Excerpt from a dataset:
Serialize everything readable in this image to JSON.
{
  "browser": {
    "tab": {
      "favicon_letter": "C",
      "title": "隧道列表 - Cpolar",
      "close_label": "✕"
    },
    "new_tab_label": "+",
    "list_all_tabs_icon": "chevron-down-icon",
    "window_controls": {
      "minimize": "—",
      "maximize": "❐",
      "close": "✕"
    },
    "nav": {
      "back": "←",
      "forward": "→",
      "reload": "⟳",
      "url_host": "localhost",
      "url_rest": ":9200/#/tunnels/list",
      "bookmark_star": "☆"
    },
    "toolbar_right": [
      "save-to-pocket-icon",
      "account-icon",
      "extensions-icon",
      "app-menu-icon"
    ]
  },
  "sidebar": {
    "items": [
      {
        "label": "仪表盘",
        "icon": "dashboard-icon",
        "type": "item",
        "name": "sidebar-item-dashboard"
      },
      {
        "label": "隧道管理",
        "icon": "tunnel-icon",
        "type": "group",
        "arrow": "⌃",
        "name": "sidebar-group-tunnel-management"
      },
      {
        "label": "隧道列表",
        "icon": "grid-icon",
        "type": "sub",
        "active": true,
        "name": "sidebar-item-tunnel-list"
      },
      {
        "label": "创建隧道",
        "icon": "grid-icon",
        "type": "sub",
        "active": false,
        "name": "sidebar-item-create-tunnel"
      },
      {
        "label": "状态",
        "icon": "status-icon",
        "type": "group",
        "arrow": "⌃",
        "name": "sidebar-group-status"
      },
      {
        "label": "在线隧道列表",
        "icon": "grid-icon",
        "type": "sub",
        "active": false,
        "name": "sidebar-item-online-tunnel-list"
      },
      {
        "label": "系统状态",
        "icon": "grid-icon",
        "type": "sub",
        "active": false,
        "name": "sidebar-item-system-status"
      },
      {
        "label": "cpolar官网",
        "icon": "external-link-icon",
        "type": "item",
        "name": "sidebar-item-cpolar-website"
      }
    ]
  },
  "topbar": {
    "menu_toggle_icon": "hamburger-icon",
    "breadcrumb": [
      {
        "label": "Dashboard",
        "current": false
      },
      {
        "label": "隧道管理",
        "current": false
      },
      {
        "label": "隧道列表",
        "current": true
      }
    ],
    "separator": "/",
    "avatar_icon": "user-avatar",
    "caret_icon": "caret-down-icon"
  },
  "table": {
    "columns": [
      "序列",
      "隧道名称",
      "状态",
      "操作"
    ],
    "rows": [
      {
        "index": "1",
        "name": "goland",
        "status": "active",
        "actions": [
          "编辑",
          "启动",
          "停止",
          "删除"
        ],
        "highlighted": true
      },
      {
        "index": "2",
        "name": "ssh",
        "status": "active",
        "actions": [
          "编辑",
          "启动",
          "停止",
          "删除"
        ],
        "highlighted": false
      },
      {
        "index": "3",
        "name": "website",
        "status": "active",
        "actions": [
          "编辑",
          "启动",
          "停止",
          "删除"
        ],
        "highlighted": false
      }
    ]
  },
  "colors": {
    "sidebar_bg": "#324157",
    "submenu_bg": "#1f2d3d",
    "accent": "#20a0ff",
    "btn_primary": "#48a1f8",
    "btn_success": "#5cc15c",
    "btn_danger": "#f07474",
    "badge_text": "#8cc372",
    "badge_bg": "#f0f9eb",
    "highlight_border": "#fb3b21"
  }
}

→ What you will do
Write the number of lines containing the word "down" and nothing besides it.

→ Finished answer
2